JOB: Return all of the data exactly, with nothing left out but the pictures.

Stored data

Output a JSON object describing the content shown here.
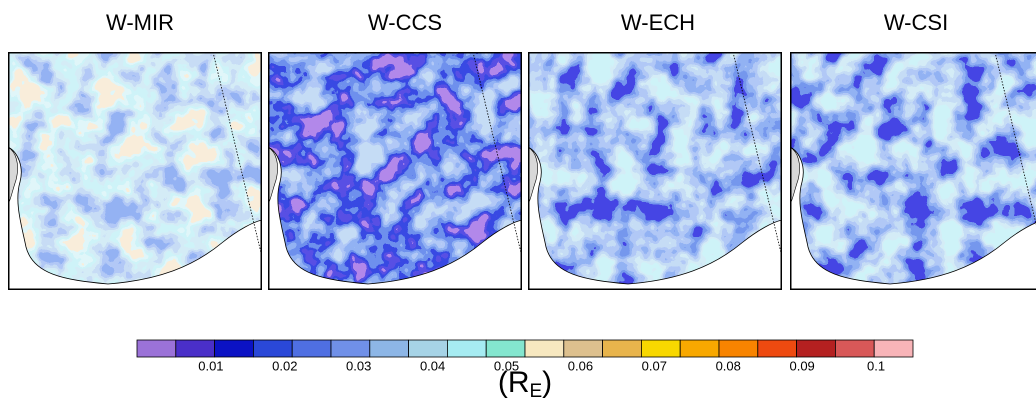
{
  "panels": [
    {
      "title": "W-MIR",
      "shade": 0
    },
    {
      "title": "W-CCS",
      "shade": 2
    },
    {
      "title": "W-ECH",
      "shade": 1
    },
    {
      "title": "W-CSI",
      "shade": 1
    }
  ],
  "colorbar": {
    "colors": [
      "#9b72d8",
      "#4a2fc8",
      "#0b12c4",
      "#2a48d8",
      "#4f6fe2",
      "#7090e8",
      "#8db6e6",
      "#a6d3e6",
      "#a6ecf2",
      "#84e6cf",
      "#f7e8c0",
      "#ddc08e",
      "#e8b44c",
      "#f8d800",
      "#f8a800",
      "#f88400",
      "#ee4a10",
      "#b42020",
      "#d85858",
      "#f8b4b8"
    ],
    "lim": [
      0,
      0.105
    ],
    "ticks": [
      0.01,
      0.02,
      0.03,
      0.04,
      0.05,
      0.06,
      0.07,
      0.08,
      0.09,
      0.1
    ],
    "label_parts": [
      "(R",
      "E",
      ")"
    ]
  }
}
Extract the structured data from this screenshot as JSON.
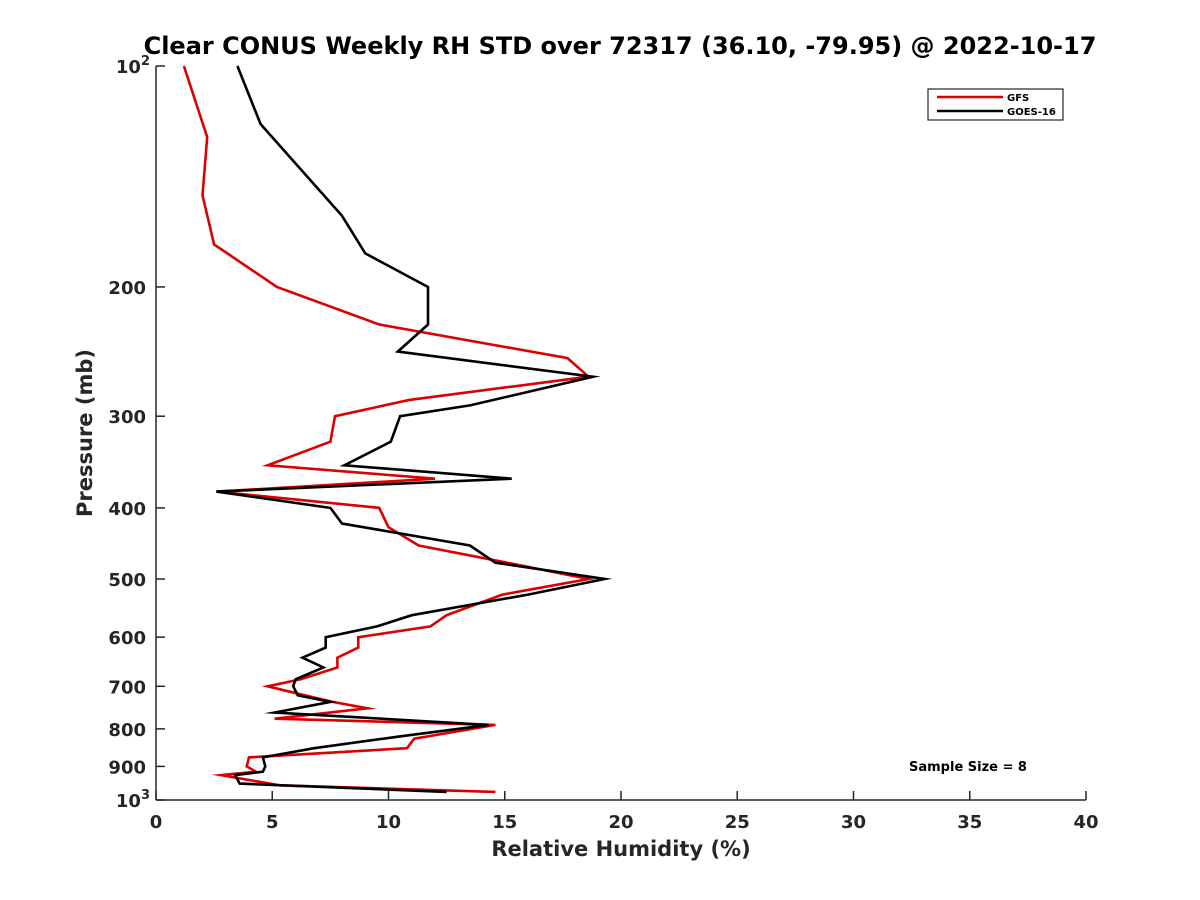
{
  "chart_data": {
    "type": "line",
    "title": "Clear CONUS Weekly RH STD over 72317 (36.10, -79.95) @ 2022-10-17",
    "xlabel": "Relative Humidity (%)",
    "ylabel": "Pressure (mb)",
    "xlim": [
      0,
      40
    ],
    "ylim": [
      100,
      1000
    ],
    "yscale": "log",
    "y_inverted": true,
    "grid": false,
    "legend_position": "top-right",
    "x_ticks": [
      "0",
      "5",
      "10",
      "15",
      "20",
      "25",
      "30",
      "35",
      "40"
    ],
    "y_ticks": [
      {
        "value": 100,
        "base": "10",
        "exp": "2"
      },
      {
        "value": 200,
        "label": "200"
      },
      {
        "value": 300,
        "label": "300"
      },
      {
        "value": 400,
        "label": "400"
      },
      {
        "value": 500,
        "label": "500"
      },
      {
        "value": 600,
        "label": "600"
      },
      {
        "value": 700,
        "label": "700"
      },
      {
        "value": 800,
        "label": "800"
      },
      {
        "value": 900,
        "label": "900"
      },
      {
        "value": 1000,
        "base": "10",
        "exp": "3"
      }
    ],
    "annotation": "Sample Size = 8",
    "series": [
      {
        "name": "GFS",
        "color": "#dd0000",
        "points": [
          [
            1.2,
            100
          ],
          [
            2.2,
            125
          ],
          [
            2.0,
            150
          ],
          [
            2.5,
            175
          ],
          [
            5.2,
            200
          ],
          [
            9.6,
            225
          ],
          [
            17.7,
            250
          ],
          [
            18.6,
            265
          ],
          [
            10.9,
            285
          ],
          [
            7.7,
            300
          ],
          [
            7.5,
            325
          ],
          [
            4.8,
            350
          ],
          [
            12.0,
            365
          ],
          [
            2.6,
            380
          ],
          [
            9.6,
            400
          ],
          [
            10.0,
            425
          ],
          [
            11.3,
            450
          ],
          [
            15.1,
            475
          ],
          [
            18.6,
            500
          ],
          [
            14.9,
            525
          ],
          [
            12.5,
            560
          ],
          [
            11.8,
            580
          ],
          [
            8.7,
            600
          ],
          [
            8.7,
            620
          ],
          [
            7.8,
            640
          ],
          [
            7.8,
            660
          ],
          [
            6.2,
            685
          ],
          [
            4.8,
            700
          ],
          [
            6.4,
            720
          ],
          [
            7.6,
            735
          ],
          [
            9.1,
            750
          ],
          [
            5.1,
            775
          ],
          [
            14.6,
            790
          ],
          [
            11.1,
            825
          ],
          [
            10.8,
            850
          ],
          [
            4.0,
            875
          ],
          [
            3.9,
            900
          ],
          [
            4.3,
            915
          ],
          [
            2.8,
            925
          ],
          [
            5.3,
            955
          ],
          [
            14.6,
            975
          ]
        ]
      },
      {
        "name": "GOES-16",
        "color": "#000000",
        "points": [
          [
            3.5,
            100
          ],
          [
            4.5,
            120
          ],
          [
            8.0,
            160
          ],
          [
            9.0,
            180
          ],
          [
            11.7,
            200
          ],
          [
            11.7,
            225
          ],
          [
            10.4,
            245
          ],
          [
            18.8,
            265
          ],
          [
            13.5,
            290
          ],
          [
            10.5,
            300
          ],
          [
            10.1,
            325
          ],
          [
            8.1,
            350
          ],
          [
            15.3,
            365
          ],
          [
            2.6,
            380
          ],
          [
            7.5,
            400
          ],
          [
            8.0,
            420
          ],
          [
            13.5,
            450
          ],
          [
            14.6,
            475
          ],
          [
            19.3,
            500
          ],
          [
            16.0,
            525
          ],
          [
            11.0,
            560
          ],
          [
            9.5,
            580
          ],
          [
            7.3,
            600
          ],
          [
            7.3,
            620
          ],
          [
            6.3,
            640
          ],
          [
            7.2,
            660
          ],
          [
            6.0,
            685
          ],
          [
            5.9,
            700
          ],
          [
            6.1,
            720
          ],
          [
            7.5,
            735
          ],
          [
            5.1,
            760
          ],
          [
            14.3,
            790
          ],
          [
            10.4,
            820
          ],
          [
            6.8,
            850
          ],
          [
            4.6,
            875
          ],
          [
            4.7,
            900
          ],
          [
            4.6,
            915
          ],
          [
            3.4,
            925
          ],
          [
            3.6,
            950
          ],
          [
            12.5,
            975
          ]
        ]
      }
    ]
  }
}
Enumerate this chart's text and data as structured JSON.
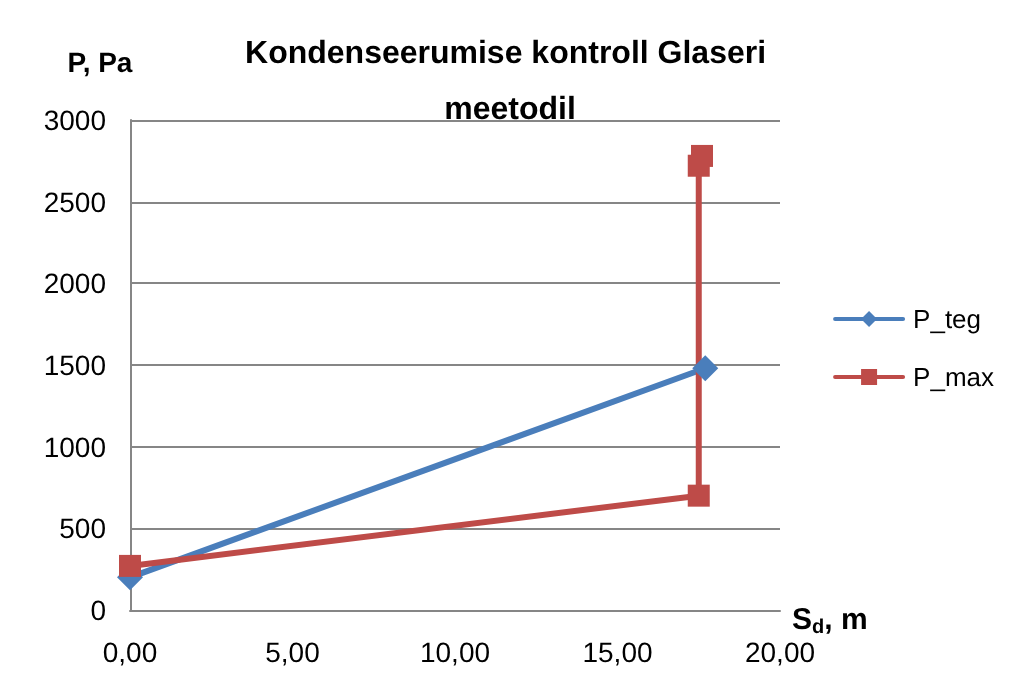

RESULT OF THE EXERCISE:
Output a JSON object describing the content shown here.
{
  "panels": [
    {
      "title": "W-MIR",
      "shade": 0
    },
    {
      "title": "W-CCS",
      "shade": 2
    },
    {
      "title": "W-ECH",
      "shade": 1
    },
    {
      "title": "W-CSI",
      "shade": 1
    }
  ],
  "colorbar": {
    "colors": [
      "#9b72d8",
      "#4a2fc8",
      "#0b12c4",
      "#2a48d8",
      "#4f6fe2",
      "#7090e8",
      "#8db6e6",
      "#a6d3e6",
      "#a6ecf2",
      "#84e6cf",
      "#f7e8c0",
      "#ddc08e",
      "#e8b44c",
      "#f8d800",
      "#f8a800",
      "#f88400",
      "#ee4a10",
      "#b42020",
      "#d85858",
      "#f8b4b8"
    ],
    "lim": [
      0,
      0.105
    ],
    "ticks": [
      0.01,
      0.02,
      0.03,
      0.04,
      0.05,
      0.06,
      0.07,
      0.08,
      0.09,
      0.1
    ],
    "label_parts": [
      "(R",
      "E",
      ")"
    ]
  }
}
Extract the structured data from this screenshot as JSON.
{
  "chart_data": {
    "type": "line",
    "title": "Clear CONUS Weekly RH STD over 72317 (36.10, -79.95) @ 2022-10-17",
    "xlabel": "Relative Humidity (%)",
    "ylabel": "Pressure (mb)",
    "xlim": [
      0,
      40
    ],
    "ylim": [
      100,
      1000
    ],
    "yscale": "log",
    "y_inverted": true,
    "grid": false,
    "legend_position": "top-right",
    "x_ticks": [
      "0",
      "5",
      "10",
      "15",
      "20",
      "25",
      "30",
      "35",
      "40"
    ],
    "y_ticks": [
      {
        "value": 100,
        "base": "10",
        "exp": "2"
      },
      {
        "value": 200,
        "label": "200"
      },
      {
        "value": 300,
        "label": "300"
      },
      {
        "value": 400,
        "label": "400"
      },
      {
        "value": 500,
        "label": "500"
      },
      {
        "value": 600,
        "label": "600"
      },
      {
        "value": 700,
        "label": "700"
      },
      {
        "value": 800,
        "label": "800"
      },
      {
        "value": 900,
        "label": "900"
      },
      {
        "value": 1000,
        "base": "10",
        "exp": "3"
      }
    ],
    "annotation": "Sample Size = 8",
    "series": [
      {
        "name": "GFS",
        "color": "#dd0000",
        "points": [
          [
            1.2,
            100
          ],
          [
            2.2,
            125
          ],
          [
            2.0,
            150
          ],
          [
            2.5,
            175
          ],
          [
            5.2,
            200
          ],
          [
            9.6,
            225
          ],
          [
            17.7,
            250
          ],
          [
            18.6,
            265
          ],
          [
            10.9,
            285
          ],
          [
            7.7,
            300
          ],
          [
            7.5,
            325
          ],
          [
            4.8,
            350
          ],
          [
            12.0,
            365
          ],
          [
            2.6,
            380
          ],
          [
            9.6,
            400
          ],
          [
            10.0,
            425
          ],
          [
            11.3,
            450
          ],
          [
            15.1,
            475
          ],
          [
            18.6,
            500
          ],
          [
            14.9,
            525
          ],
          [
            12.5,
            560
          ],
          [
            11.8,
            580
          ],
          [
            8.7,
            600
          ],
          [
            8.7,
            620
          ],
          [
            7.8,
            640
          ],
          [
            7.8,
            660
          ],
          [
            6.2,
            685
          ],
          [
            4.8,
            700
          ],
          [
            6.4,
            720
          ],
          [
            7.6,
            735
          ],
          [
            9.1,
            750
          ],
          [
            5.1,
            775
          ],
          [
            14.6,
            790
          ],
          [
            11.1,
            825
          ],
          [
            10.8,
            850
          ],
          [
            4.0,
            875
          ],
          [
            3.9,
            900
          ],
          [
            4.3,
            915
          ],
          [
            2.8,
            925
          ],
          [
            5.3,
            955
          ],
          [
            14.6,
            975
          ]
        ]
      },
      {
        "name": "GOES-16",
        "color": "#000000",
        "points": [
          [
            3.5,
            100
          ],
          [
            4.5,
            120
          ],
          [
            8.0,
            160
          ],
          [
            9.0,
            180
          ],
          [
            11.7,
            200
          ],
          [
            11.7,
            225
          ],
          [
            10.4,
            245
          ],
          [
            18.8,
            265
          ],
          [
            13.5,
            290
          ],
          [
            10.5,
            300
          ],
          [
            10.1,
            325
          ],
          [
            8.1,
            350
          ],
          [
            15.3,
            365
          ],
          [
            2.6,
            380
          ],
          [
            7.5,
            400
          ],
          [
            8.0,
            420
          ],
          [
            13.5,
            450
          ],
          [
            14.6,
            475
          ],
          [
            19.3,
            500
          ],
          [
            16.0,
            525
          ],
          [
            11.0,
            560
          ],
          [
            9.5,
            580
          ],
          [
            7.3,
            600
          ],
          [
            7.3,
            620
          ],
          [
            6.3,
            640
          ],
          [
            7.2,
            660
          ],
          [
            6.0,
            685
          ],
          [
            5.9,
            700
          ],
          [
            6.1,
            720
          ],
          [
            7.5,
            735
          ],
          [
            5.1,
            760
          ],
          [
            14.3,
            790
          ],
          [
            10.4,
            820
          ],
          [
            6.8,
            850
          ],
          [
            4.6,
            875
          ],
          [
            4.7,
            900
          ],
          [
            4.6,
            915
          ],
          [
            3.4,
            925
          ],
          [
            3.6,
            950
          ],
          [
            12.5,
            975
          ]
        ]
      }
    ]
  }
}
Enumerate this chart's text and data as structured JSON.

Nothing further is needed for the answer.